| What is expected |
Copy each line below that contains "time".

| Supplied records |
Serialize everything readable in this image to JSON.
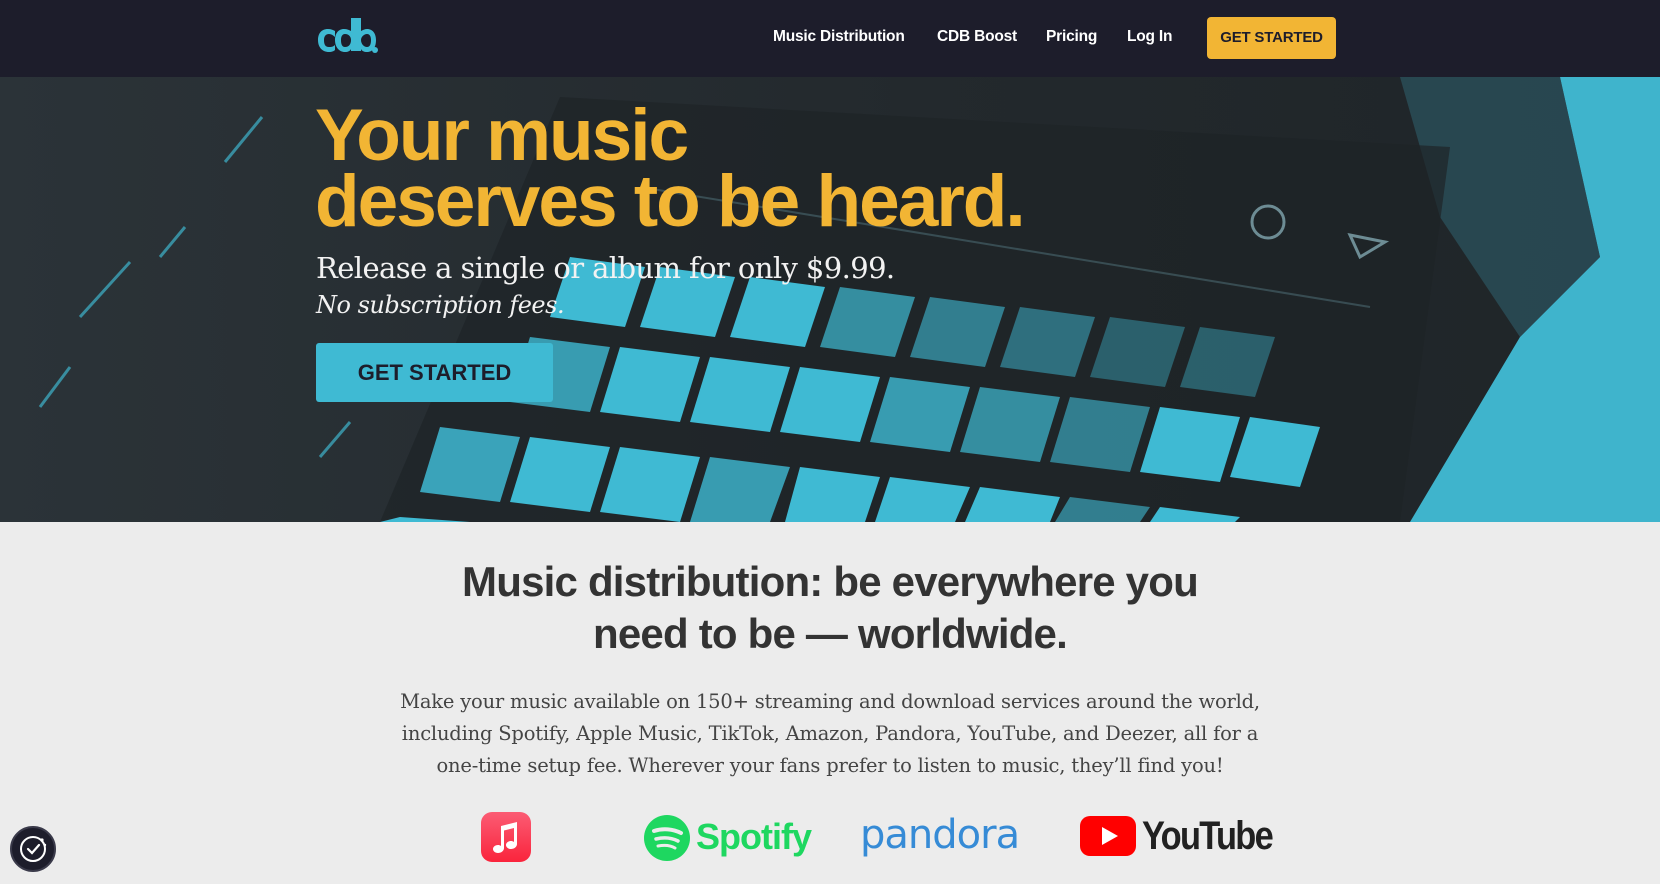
{
  "nav": {
    "logo_icon": "cdbaby-logo-icon",
    "items": [
      {
        "label": "Music Distribution"
      },
      {
        "label": "CDB Boost"
      },
      {
        "label": "Pricing"
      },
      {
        "label": "Log In"
      }
    ],
    "cta_label": "GET STARTED"
  },
  "hero": {
    "title_line1": "Your music",
    "title_line2": "deserves to be heard.",
    "subtitle": "Release a single or album for only $9.99.",
    "subtitle2": "No subscription fees.",
    "cta_label": "GET STARTED",
    "background": "launchpad-grid-photo"
  },
  "section": {
    "title_line1": "Music distribution: be everywhere you",
    "title_line2": "need to be — worldwide.",
    "body": "Make your music available on 150+ streaming and download services around the world, including Spotify, Apple Music, TikTok, Amazon, Pandora, YouTube, and Deezer, all for a one-time setup fee. Wherever your fans prefer to listen to music, they’ll find you!",
    "brands": {
      "spotify": "Spotify",
      "pandora": "pandora",
      "youtube": "YouTube"
    }
  },
  "colors": {
    "nav_bg": "#1d1d2b",
    "accent_yellow": "#f2b534",
    "accent_teal": "#3fbad3",
    "section_bg": "#ececec"
  },
  "consent_icon": "cookie-consent-icon"
}
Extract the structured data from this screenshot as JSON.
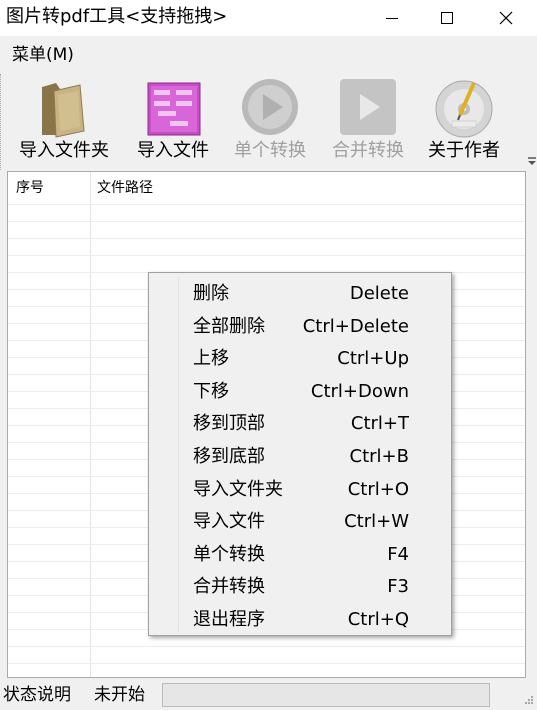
{
  "window": {
    "title": "图片转pdf工具<支持拖拽>"
  },
  "menu": {
    "label": "菜单(M)"
  },
  "toolbar": {
    "buttons": [
      {
        "label": "导入文件夹",
        "icon": "folder-icon",
        "enabled": true
      },
      {
        "label": "导入文件",
        "icon": "image-files-icon",
        "enabled": true
      },
      {
        "label": "单个转换",
        "icon": "play-circle-icon",
        "enabled": false
      },
      {
        "label": "合并转换",
        "icon": "play-square-icon",
        "enabled": false
      },
      {
        "label": "关于作者",
        "icon": "writer-disc-icon",
        "enabled": true
      }
    ]
  },
  "list": {
    "columns": [
      "序号",
      "文件路径"
    ],
    "rows": []
  },
  "context_menu": {
    "items": [
      {
        "label": "删除",
        "shortcut": "Delete"
      },
      {
        "label": "全部删除",
        "shortcut": "Ctrl+Delete"
      },
      {
        "label": "上移",
        "shortcut": "Ctrl+Up"
      },
      {
        "label": "下移",
        "shortcut": "Ctrl+Down"
      },
      {
        "label": "移到顶部",
        "shortcut": "Ctrl+T"
      },
      {
        "label": "移到底部",
        "shortcut": "Ctrl+B"
      },
      {
        "label": "导入文件夹",
        "shortcut": "Ctrl+O"
      },
      {
        "label": "导入文件",
        "shortcut": "Ctrl+W"
      },
      {
        "label": "单个转换",
        "shortcut": "F4"
      },
      {
        "label": "合并转换",
        "shortcut": "F3"
      },
      {
        "label": "退出程序",
        "shortcut": "Ctrl+Q"
      }
    ]
  },
  "status": {
    "caption": "状态说明",
    "value": "未开始"
  },
  "colors": {
    "disabled_text": "#a0a0a0",
    "image_icon": "#c040c0",
    "window_bg": "#f0f0f0"
  }
}
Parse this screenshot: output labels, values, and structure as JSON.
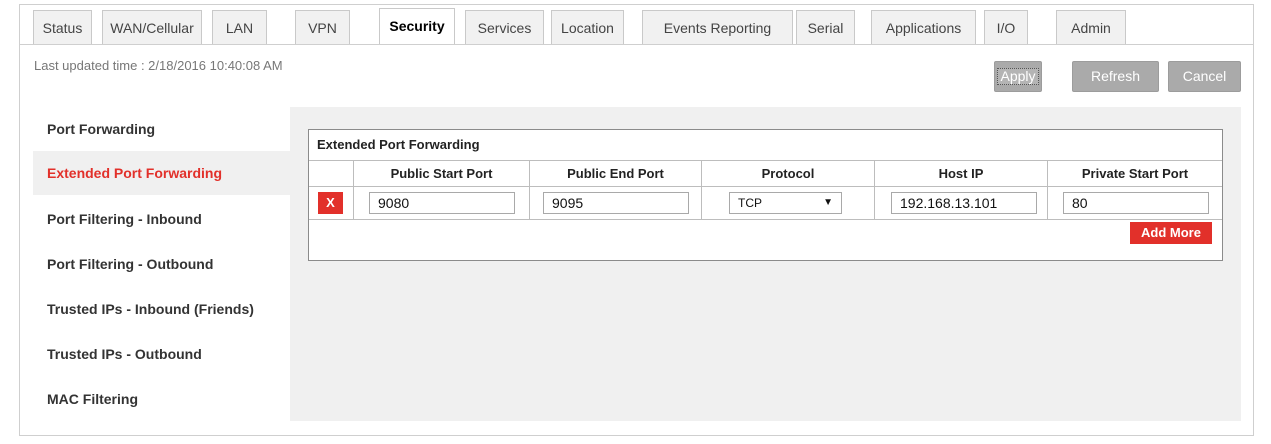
{
  "tabs": [
    {
      "label": "Status"
    },
    {
      "label": "WAN/Cellular"
    },
    {
      "label": "LAN"
    },
    {
      "label": "VPN"
    },
    {
      "label": "Security",
      "active": true
    },
    {
      "label": "Services"
    },
    {
      "label": "Location"
    },
    {
      "label": "Events Reporting"
    },
    {
      "label": "Serial"
    },
    {
      "label": "Applications"
    },
    {
      "label": "I/O"
    },
    {
      "label": "Admin"
    }
  ],
  "header": {
    "last_updated": "Last updated time : 2/18/2016 10:40:08 AM",
    "apply_label": "Apply",
    "refresh_label": "Refresh",
    "cancel_label": "Cancel"
  },
  "sidebar": {
    "items": [
      {
        "label": "Port Forwarding"
      },
      {
        "label": "Extended Port Forwarding",
        "active": true
      },
      {
        "label": "Port Filtering - Inbound"
      },
      {
        "label": "Port Filtering - Outbound"
      },
      {
        "label": "Trusted IPs - Inbound (Friends)"
      },
      {
        "label": "Trusted IPs - Outbound"
      },
      {
        "label": "MAC Filtering"
      }
    ]
  },
  "table": {
    "title": "Extended Port Forwarding",
    "columns": [
      "Public Start Port",
      "Public End Port",
      "Protocol",
      "Host IP",
      "Private Start Port"
    ],
    "row": {
      "delete_label": "X",
      "public_start_port": "9080",
      "public_end_port": "9095",
      "protocol": "TCP",
      "host_ip": "192.168.13.101",
      "private_start_port": "80"
    },
    "add_more_label": "Add More"
  },
  "colors": {
    "accent": "#e2302a",
    "button_gray": "#aaaaaa",
    "content_bg": "#f0f0f0"
  }
}
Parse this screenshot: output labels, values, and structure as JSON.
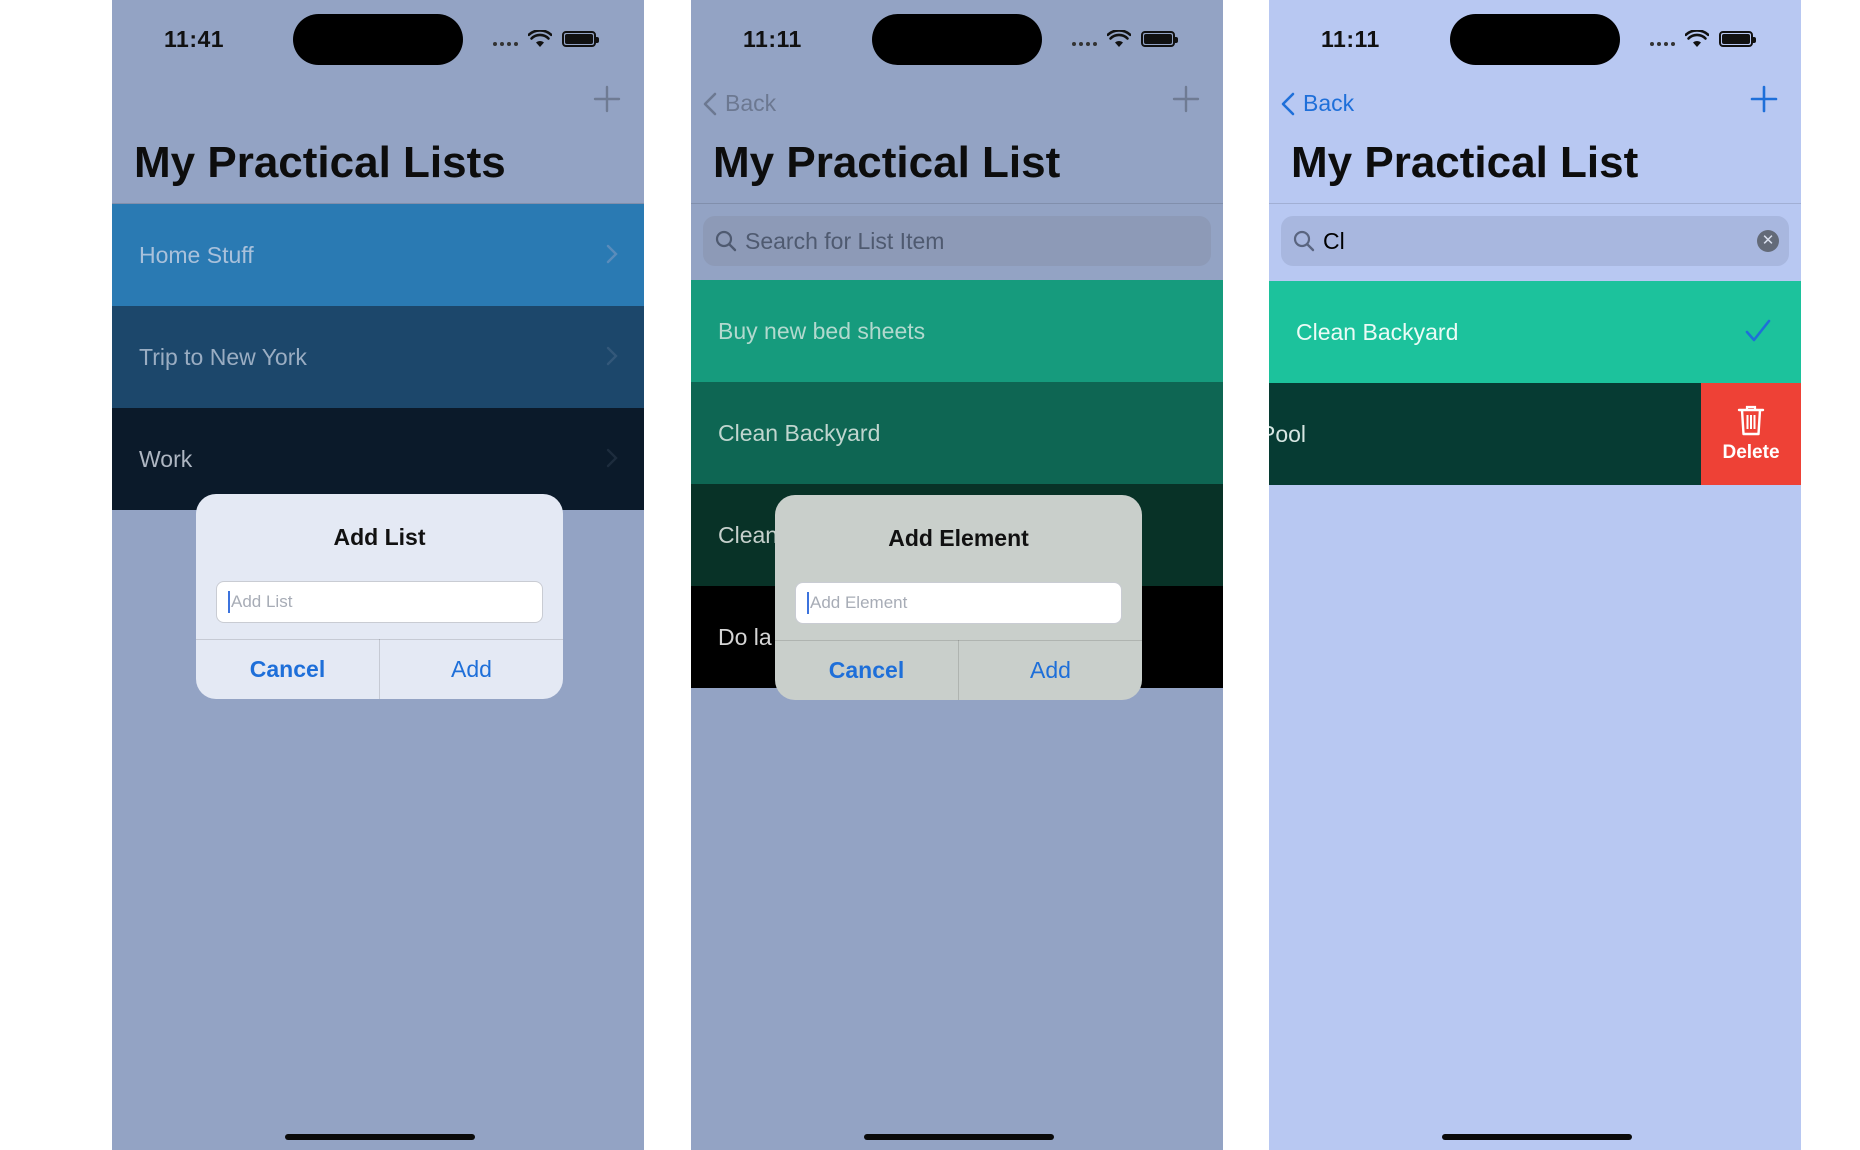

| Worked answer |
    "body": "Make your music available on 150+ streaming and download services around the world, including Spotify, Apple Music, TikTok, Amazon, Pandora, YouTube, and Deezer, all for a one-time setup fee. Wherever your fans prefer to listen to music, they’ll find you!",
    "last_updated": "Last updated time : 2/18/2016 10:40:08 AM",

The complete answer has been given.